_STATED GOAL_
Collect every line in the records that contains the string "inventory", and copy each one in full. Case counts, so a line that has the string only with different capitalization does not match.

_EXCERPTED RECORDS_
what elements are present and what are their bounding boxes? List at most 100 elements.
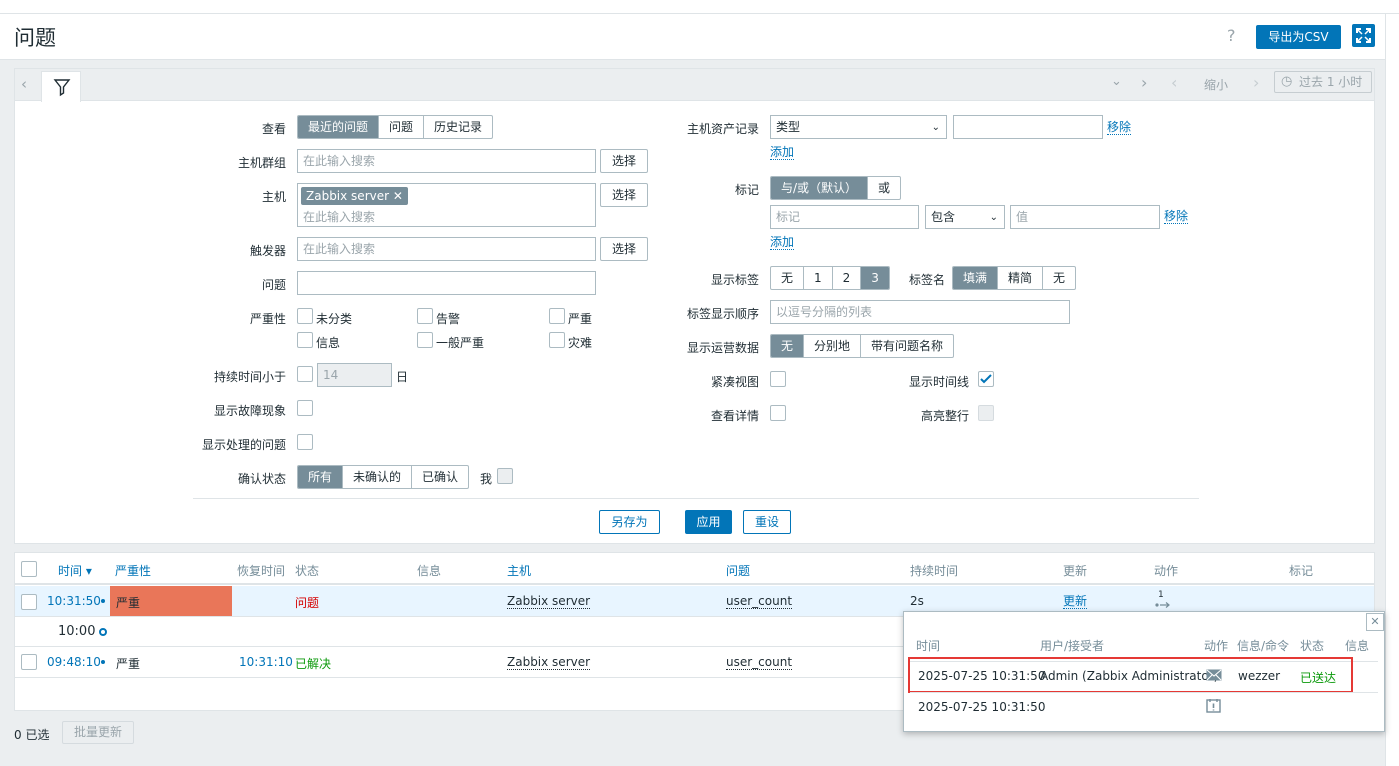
timeline-checkbox[interactable] bbox=[978, 371, 994, 387]
tag-name-input[interactable]: 标记 bbox=[770, 205, 919, 229]
zoom-out-button[interactable]: 缩小 bbox=[1204, 76, 1228, 93]
ack-all[interactable]: 所有 bbox=[298, 466, 343, 488]
time-next-icon[interactable]: › bbox=[1253, 73, 1259, 92]
tag-name-segmented[interactable]: 填满 精简 无 bbox=[952, 266, 1077, 290]
recovery-time-link[interactable]: 10:31:10 bbox=[239, 655, 293, 669]
problem-link[interactable]: user_count bbox=[726, 594, 793, 609]
update-link[interactable]: 更新 bbox=[1063, 594, 1088, 609]
severity-average-checkbox[interactable] bbox=[417, 332, 433, 348]
view-segmented[interactable]: 最近的问题 问题 历史记录 bbox=[297, 115, 494, 139]
highlight-row-checkbox[interactable] bbox=[978, 405, 994, 421]
compact-view-checkbox[interactable] bbox=[770, 371, 786, 387]
inventory-add-link[interactable]: 添加 bbox=[770, 145, 795, 160]
fullscreen-icon[interactable] bbox=[1352, 24, 1375, 47]
tag-value-input[interactable]: 值 bbox=[1010, 205, 1160, 229]
reset-button[interactable]: 重设 bbox=[743, 510, 791, 534]
show-tags-2[interactable]: 2 bbox=[831, 267, 861, 289]
ack-segmented[interactable]: 所有 未确认的 已确认 bbox=[297, 465, 470, 489]
severity-not-classified-checkbox[interactable] bbox=[297, 308, 313, 324]
show-tags-segmented[interactable]: 无 1 2 3 bbox=[770, 266, 890, 290]
host-select-button[interactable]: 选择 bbox=[600, 183, 648, 207]
host-multiselect[interactable]: Zabbix server ✕ 在此输入搜索 bbox=[297, 183, 596, 227]
severity-disaster-checkbox[interactable] bbox=[549, 332, 565, 348]
inventory-select[interactable]: 类型 ⌄ bbox=[770, 115, 947, 139]
filter-tab-bar: ‹ ⌄ › ‹ 缩小 › ◷ 过去 1 小时 bbox=[15, 69, 1374, 102]
tag-name-full[interactable]: 填满 bbox=[953, 267, 998, 289]
tag-name-none[interactable]: 无 bbox=[1042, 267, 1075, 289]
popup-row-divider bbox=[910, 692, 1378, 693]
tag-priority-input[interactable]: 以逗号分隔的列表 bbox=[770, 300, 1070, 324]
severity-high-checkbox[interactable] bbox=[549, 308, 565, 324]
opdata-segmented[interactable]: 无 分别地 带有问题名称 bbox=[770, 334, 955, 358]
host-group-select-button[interactable]: 选择 bbox=[600, 149, 648, 173]
view-history[interactable]: 历史记录 bbox=[423, 116, 492, 138]
trigger-input[interactable]: 在此输入搜索 bbox=[297, 237, 596, 261]
tags-and-or[interactable]: 与/或（默认） bbox=[771, 177, 868, 199]
age-input[interactable]: 14 bbox=[317, 363, 392, 387]
tag-name-short[interactable]: 精简 bbox=[997, 267, 1042, 289]
chevron-right-icon[interactable]: › bbox=[1141, 73, 1147, 92]
problem-label: 问题 bbox=[261, 278, 286, 292]
filter-tab[interactable] bbox=[41, 71, 81, 102]
tag-operator-select[interactable]: 包含 ⌄ bbox=[925, 205, 1005, 229]
severity-warning-checkbox[interactable] bbox=[417, 308, 433, 324]
filter-panel: ‹ ⌄ › ‹ 缩小 › ◷ 过去 1 小时 查看 最近的问题 问题 历史记录 … bbox=[14, 68, 1375, 544]
host-chip[interactable]: Zabbix server ✕ bbox=[301, 187, 408, 205]
host-link[interactable]: Zabbix server bbox=[507, 655, 591, 670]
trigger-select-button[interactable]: 选择 bbox=[600, 237, 648, 261]
opdata-none[interactable]: 无 bbox=[771, 335, 804, 357]
tag-add-link[interactable]: 添加 bbox=[770, 235, 795, 250]
select-all-checkbox[interactable] bbox=[21, 561, 37, 577]
opdata-with-problem[interactable]: 带有问题名称 bbox=[860, 335, 953, 357]
inventory-remove-link[interactable]: 移除 bbox=[1107, 120, 1132, 135]
actions-icon[interactable]: 1 bbox=[1154, 590, 1174, 610]
remove-chip-icon[interactable]: ✕ bbox=[393, 189, 403, 203]
view-problems[interactable]: 问题 bbox=[378, 116, 423, 138]
column-problem[interactable]: 问题 bbox=[726, 562, 750, 579]
chevron-left-icon[interactable]: ‹ bbox=[21, 75, 27, 93]
problem-input[interactable] bbox=[297, 271, 596, 295]
show-tags-none[interactable]: 无 bbox=[771, 267, 803, 289]
mass-update-button[interactable]: 批量更新 bbox=[62, 721, 134, 744]
row-checkbox[interactable] bbox=[21, 594, 37, 610]
age-checkbox[interactable] bbox=[297, 366, 313, 382]
view-recent-problems[interactable]: 最近的问题 bbox=[298, 116, 379, 138]
details-checkbox[interactable] bbox=[770, 405, 786, 421]
filter-icon bbox=[53, 79, 71, 97]
row-checkbox[interactable] bbox=[21, 654, 37, 670]
chevron-down-icon[interactable]: ⌄ bbox=[1111, 74, 1122, 89]
help-icon[interactable]: ? bbox=[1227, 26, 1236, 45]
export-csv-button[interactable]: 导出为CSV bbox=[1256, 25, 1341, 49]
row-time-link[interactable]: 09:48:10 bbox=[47, 655, 101, 669]
severity-label: 严重性 bbox=[249, 312, 286, 326]
inventory-value-input[interactable] bbox=[953, 115, 1103, 139]
show-tags-1[interactable]: 1 bbox=[803, 267, 832, 289]
host-link[interactable]: Zabbix server bbox=[507, 594, 591, 609]
ack-unacknowledged[interactable]: 未确认的 bbox=[342, 466, 411, 488]
column-severity[interactable]: 严重性 bbox=[115, 562, 151, 579]
ack-me-checkbox[interactable] bbox=[497, 468, 513, 484]
time-range-tab[interactable]: ◷ 过去 1 小时 bbox=[1274, 71, 1372, 93]
problem-link[interactable]: user_count bbox=[726, 655, 793, 670]
show-suppressed-checkbox[interactable] bbox=[297, 434, 313, 450]
column-host[interactable]: 主机 bbox=[507, 562, 531, 579]
ack-acknowledged[interactable]: 已确认 bbox=[411, 466, 468, 488]
host-group-input[interactable]: 在此输入搜索 bbox=[297, 149, 596, 173]
highlight-row-label: 高亮整行 bbox=[920, 409, 969, 423]
severity-information-label: 信息 bbox=[316, 336, 341, 350]
tag-remove-link[interactable]: 移除 bbox=[1164, 209, 1189, 224]
page-scrollbar[interactable] bbox=[1385, 14, 1399, 766]
column-time[interactable]: 时间 ▾ bbox=[58, 562, 92, 579]
row-time-link[interactable]: 10:31:50 bbox=[47, 594, 101, 608]
opdata-separately[interactable]: 分别地 bbox=[803, 335, 860, 357]
tags-or[interactable]: 或 bbox=[867, 177, 900, 199]
time-prev-icon[interactable]: ‹ bbox=[1171, 73, 1177, 92]
close-icon[interactable]: ✕ bbox=[1366, 613, 1384, 631]
save-as-button[interactable]: 另存为 bbox=[599, 510, 660, 534]
show-symptoms-checkbox[interactable] bbox=[297, 400, 313, 416]
apply-button[interactable]: 应用 bbox=[685, 510, 732, 534]
tags-operator-segmented[interactable]: 与/或（默认） 或 bbox=[770, 176, 902, 200]
show-tags-3[interactable]: 3 bbox=[860, 267, 889, 289]
column-tags: 标记 bbox=[1289, 564, 1314, 578]
severity-information-checkbox[interactable] bbox=[297, 332, 313, 348]
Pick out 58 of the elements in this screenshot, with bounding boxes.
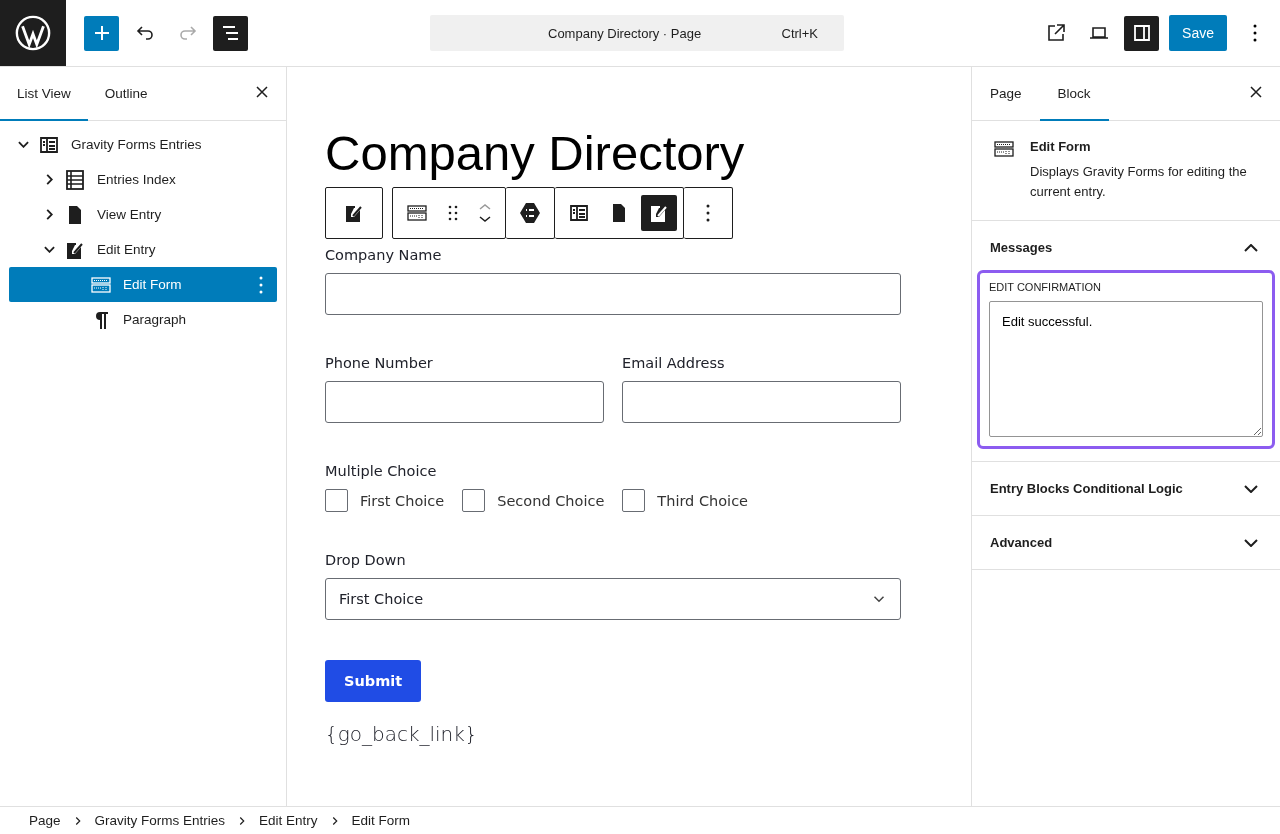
- checkbox-label: First Choice: [360, 492, 445, 509]
- text-input[interactable]: [325, 381, 604, 423]
- more-icon: [259, 275, 263, 294]
- table-icon: [63, 167, 87, 192]
- breadcrumb-link[interactable]: Edit Entry: [259, 813, 318, 828]
- text-input[interactable]: [622, 381, 901, 423]
- field-label: EDIT CONFIRMATION: [989, 281, 1103, 293]
- save-button[interactable]: Save: [1169, 15, 1227, 51]
- panel-tab[interactable]: Outline: [87, 67, 165, 121]
- sidebar-tab[interactable]: Block: [1039, 67, 1109, 121]
- wordpress-logo[interactable]: [0, 0, 66, 66]
- breadcrumb-link[interactable]: Page: [29, 813, 61, 828]
- hexagon-list-icon: [518, 201, 542, 225]
- block-name: Edit Form: [1030, 139, 1092, 154]
- block-description: Displays Gravity Forms for editing the current entry.: [1030, 163, 1248, 201]
- sidebar-tab[interactable]: Page: [972, 67, 1040, 121]
- checkbox[interactable]: [462, 489, 486, 512]
- panel-toggle[interactable]: Messages: [972, 221, 1280, 274]
- list-view-item[interactable]: Paragraph: [9, 302, 277, 337]
- settings-sidebar-button[interactable]: [1124, 15, 1160, 51]
- checkbox-label: Third Choice: [657, 492, 749, 509]
- list-view-item[interactable]: Entries Index: [9, 162, 277, 197]
- list-view-item[interactable]: View Entry: [9, 197, 277, 232]
- chevron-icon: [1244, 243, 1258, 252]
- dropdown-select[interactable]: First Choice: [325, 578, 901, 620]
- chevron-icon: [43, 246, 55, 253]
- page-title: Company Directory: [325, 125, 746, 181]
- toolbar-button[interactable]: [641, 195, 677, 231]
- list-view-item[interactable]: Edit Entry: [9, 232, 277, 267]
- more-icon: [706, 204, 710, 222]
- chevron-icon: [1244, 538, 1258, 547]
- chevron-icon: [1244, 484, 1258, 493]
- breadcrumb-link[interactable]: Edit Form: [351, 813, 411, 828]
- panel-toggle[interactable]: Advanced: [972, 516, 1280, 569]
- breadcrumb-link[interactable]: Gravity Forms Entries: [94, 813, 226, 828]
- more-icon: [1252, 24, 1257, 42]
- submit-button[interactable]: Submit: [325, 660, 422, 702]
- add-block-button[interactable]: [84, 15, 119, 51]
- list-view-item[interactable]: Gravity Forms Entries: [9, 127, 277, 162]
- checkbox[interactable]: [622, 489, 646, 512]
- chevron-icon: [45, 174, 53, 185]
- text-input[interactable]: [325, 273, 901, 315]
- checkbox-label: Second Choice: [497, 492, 605, 509]
- field-label: Multiple Choice: [325, 463, 438, 479]
- panel-tab[interactable]: List View: [0, 67, 88, 121]
- field-label: Phone Number: [325, 355, 434, 371]
- field-label: Drop Down: [325, 552, 407, 568]
- field-label: Company Name: [325, 247, 443, 263]
- command-bar[interactable]: Company Directory · Page Ctrl+K: [430, 15, 844, 51]
- list-view-button[interactable]: [213, 15, 248, 51]
- panel-toggle[interactable]: Entry Blocks Conditional Logic: [972, 462, 1280, 515]
- merge-tag-text: {go_back_link}: [325, 722, 478, 746]
- field-label: Email Address: [622, 355, 726, 371]
- textarea-field[interactable]: Edit successful.: [989, 301, 1263, 437]
- chevron-icon: [17, 141, 29, 148]
- checkbox[interactable]: [325, 489, 348, 512]
- chevron-icon: [45, 209, 53, 220]
- list-view-item[interactable]: Edit Form: [9, 267, 277, 302]
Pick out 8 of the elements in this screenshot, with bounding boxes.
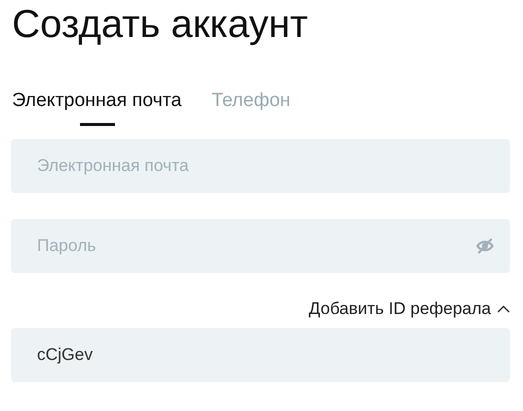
chevron-icon <box>497 305 510 313</box>
add-referral-link[interactable]: Добавить ID реферала <box>308 299 510 319</box>
page-title: Создать аккаунт <box>12 2 309 48</box>
tab[interactable]: Электронная почта <box>12 90 182 126</box>
email-field[interactable]: Электронная почта <box>11 139 510 193</box>
referral-id-field[interactable]: cCjGev <box>11 328 510 382</box>
eye-off-icon[interactable] <box>476 238 494 254</box>
password-field[interactable]: Пароль <box>11 219 510 273</box>
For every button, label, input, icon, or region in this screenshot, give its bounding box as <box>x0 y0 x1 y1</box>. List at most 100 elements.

_ANSWER FOR THIS EXERCISE_
inventory-add-link[interactable]: 添加 bbox=[770, 145, 795, 160]
inventory-select[interactable]: 类型 ⌄ bbox=[770, 115, 947, 139]
inventory-remove-link[interactable]: 移除 bbox=[1107, 120, 1132, 135]
inventory-value-input[interactable] bbox=[953, 115, 1103, 139]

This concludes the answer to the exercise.